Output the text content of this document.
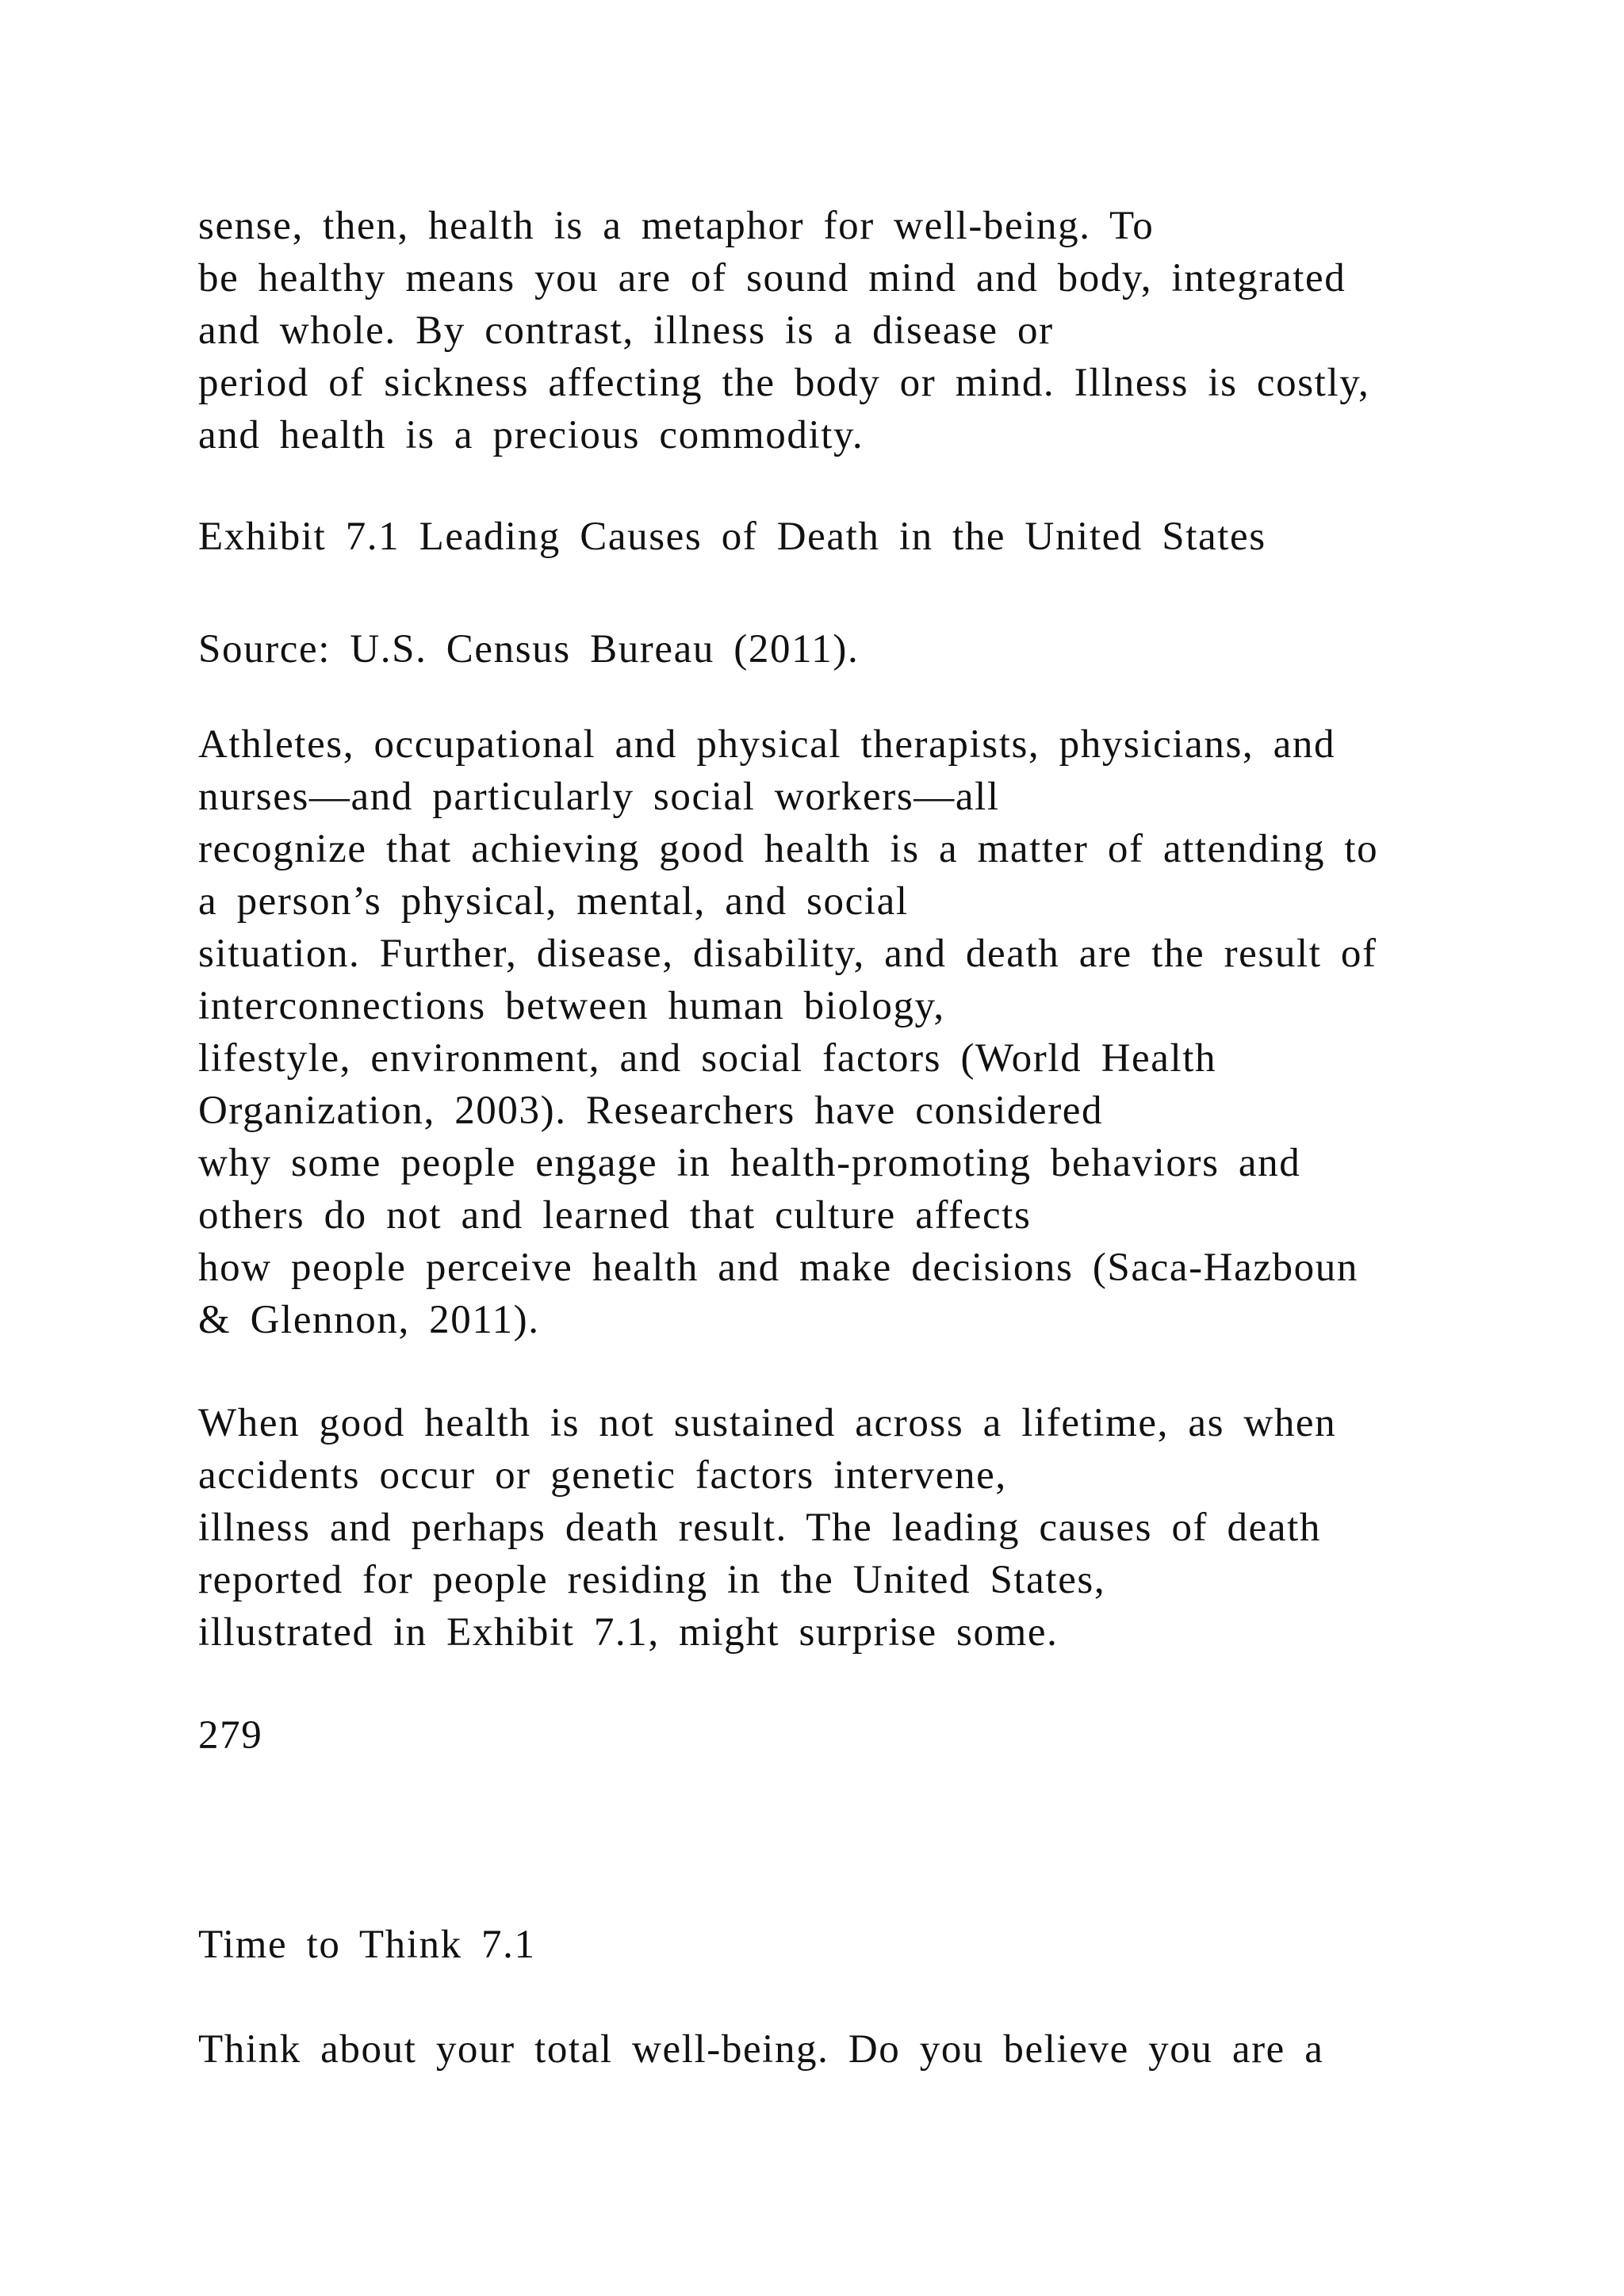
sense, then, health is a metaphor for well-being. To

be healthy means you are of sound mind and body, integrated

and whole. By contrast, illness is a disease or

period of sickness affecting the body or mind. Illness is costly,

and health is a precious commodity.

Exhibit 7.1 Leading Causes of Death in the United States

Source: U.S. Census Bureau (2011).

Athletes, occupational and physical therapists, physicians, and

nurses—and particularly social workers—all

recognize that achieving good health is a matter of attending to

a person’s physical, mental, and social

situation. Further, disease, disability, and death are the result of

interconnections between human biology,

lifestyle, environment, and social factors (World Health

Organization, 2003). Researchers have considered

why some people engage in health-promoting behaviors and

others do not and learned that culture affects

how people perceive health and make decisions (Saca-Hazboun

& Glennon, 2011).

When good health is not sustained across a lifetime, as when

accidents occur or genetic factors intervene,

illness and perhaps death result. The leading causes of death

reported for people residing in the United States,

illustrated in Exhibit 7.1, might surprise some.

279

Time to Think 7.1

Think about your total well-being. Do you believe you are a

· · ·

■ What you will do
Copy every line of the material in which the word "social" occurs.

■ Completed exercise
nurses—and particularly social workers—all
a person’s physical, mental, and social
lifestyle, environment, and social factors (World Health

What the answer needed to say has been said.